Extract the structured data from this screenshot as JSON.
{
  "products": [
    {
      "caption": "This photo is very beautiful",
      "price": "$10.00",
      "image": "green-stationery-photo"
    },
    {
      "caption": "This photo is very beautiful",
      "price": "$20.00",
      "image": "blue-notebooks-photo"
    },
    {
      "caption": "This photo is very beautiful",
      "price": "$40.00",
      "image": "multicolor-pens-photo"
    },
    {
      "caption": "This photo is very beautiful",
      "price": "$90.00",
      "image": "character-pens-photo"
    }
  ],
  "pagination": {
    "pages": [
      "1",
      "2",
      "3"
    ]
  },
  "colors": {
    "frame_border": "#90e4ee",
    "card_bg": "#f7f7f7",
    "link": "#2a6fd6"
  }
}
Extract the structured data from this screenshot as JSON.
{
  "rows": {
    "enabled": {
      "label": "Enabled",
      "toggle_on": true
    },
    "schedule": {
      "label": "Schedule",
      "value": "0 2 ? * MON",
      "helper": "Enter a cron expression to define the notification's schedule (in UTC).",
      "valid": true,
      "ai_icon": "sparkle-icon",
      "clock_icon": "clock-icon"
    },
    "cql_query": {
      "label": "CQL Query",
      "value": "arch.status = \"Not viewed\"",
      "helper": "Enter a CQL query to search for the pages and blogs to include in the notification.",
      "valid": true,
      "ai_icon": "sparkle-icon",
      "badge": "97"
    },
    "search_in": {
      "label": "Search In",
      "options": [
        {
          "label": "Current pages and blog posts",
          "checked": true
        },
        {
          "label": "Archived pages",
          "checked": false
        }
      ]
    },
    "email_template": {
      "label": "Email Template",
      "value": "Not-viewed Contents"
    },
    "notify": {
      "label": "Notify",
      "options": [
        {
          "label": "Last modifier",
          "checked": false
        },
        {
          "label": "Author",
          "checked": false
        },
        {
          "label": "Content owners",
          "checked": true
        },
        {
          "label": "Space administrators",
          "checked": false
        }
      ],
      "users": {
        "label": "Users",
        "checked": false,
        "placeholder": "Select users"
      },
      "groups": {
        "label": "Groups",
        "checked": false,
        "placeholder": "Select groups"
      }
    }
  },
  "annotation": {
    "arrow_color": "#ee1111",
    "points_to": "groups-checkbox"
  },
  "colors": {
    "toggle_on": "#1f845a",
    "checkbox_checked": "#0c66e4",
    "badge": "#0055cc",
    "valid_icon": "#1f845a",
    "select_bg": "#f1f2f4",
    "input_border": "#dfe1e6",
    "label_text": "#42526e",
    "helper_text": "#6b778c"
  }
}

TO BE DONE »
Return every entry exactly as given.

OUTPUT BELOW »
Extract the structured data from this screenshot as JSON.
{
  "products": [
    {
      "caption": "This photo is very beautiful",
      "price": "$10.00",
      "image": "green-stationery-photo"
    },
    {
      "caption": "This photo is very beautiful",
      "price": "$20.00",
      "image": "blue-notebooks-photo"
    },
    {
      "caption": "This photo is very beautiful",
      "price": "$40.00",
      "image": "multicolor-pens-photo"
    },
    {
      "caption": "This photo is very beautiful",
      "price": "$90.00",
      "image": "character-pens-photo"
    }
  ],
  "pagination": {
    "pages": [
      "1",
      "2",
      "3"
    ]
  },
  "colors": {
    "frame_border": "#90e4ee",
    "card_bg": "#f7f7f7",
    "link": "#2a6fd6"
  }
}
Extract the structured data from this screenshot as JSON.
{
  "rows": {
    "enabled": {
      "label": "Enabled",
      "toggle_on": true
    },
    "schedule": {
      "label": "Schedule",
      "value": "0 2 ? * MON",
      "helper": "Enter a cron expression to define the notification's schedule (in UTC).",
      "valid": true,
      "ai_icon": "sparkle-icon",
      "clock_icon": "clock-icon"
    },
    "cql_query": {
      "label": "CQL Query",
      "value": "arch.status = \"Not viewed\"",
      "helper": "Enter a CQL query to search for the pages and blogs to include in the notification.",
      "valid": true,
      "ai_icon": "sparkle-icon",
      "badge": "97"
    },
    "search_in": {
      "label": "Search In",
      "options": [
        {
          "label": "Current pages and blog posts",
          "checked": true
        },
        {
          "label": "Archived pages",
          "checked": false
        }
      ]
    },
    "email_template": {
      "label": "Email Template",
      "value": "Not-viewed Contents"
    },
    "notify": {
      "label": "Notify",
      "options": [
        {
          "label": "Last modifier",
          "checked": false
        },
        {
          "label": "Author",
          "checked": false
        },
        {
          "label": "Content owners",
          "checked": true
        },
        {
          "label": "Space administrators",
          "checked": false
        }
      ],
      "users": {
        "label": "Users",
        "checked": false,
        "placeholder": "Select users"
      },
      "groups": {
        "label": "Groups",
        "checked": false,
        "placeholder": "Select groups"
      }
    }
  },
  "annotation": {
    "arrow_color": "#ee1111",
    "points_to": "groups-checkbox"
  },
  "colors": {
    "toggle_on": "#1f845a",
    "checkbox_checked": "#0c66e4",
    "badge": "#0055cc",
    "valid_icon": "#1f845a",
    "select_bg": "#f1f2f4",
    "input_border": "#dfe1e6",
    "label_text": "#42526e",
    "helper_text": "#6b778c"
  }
}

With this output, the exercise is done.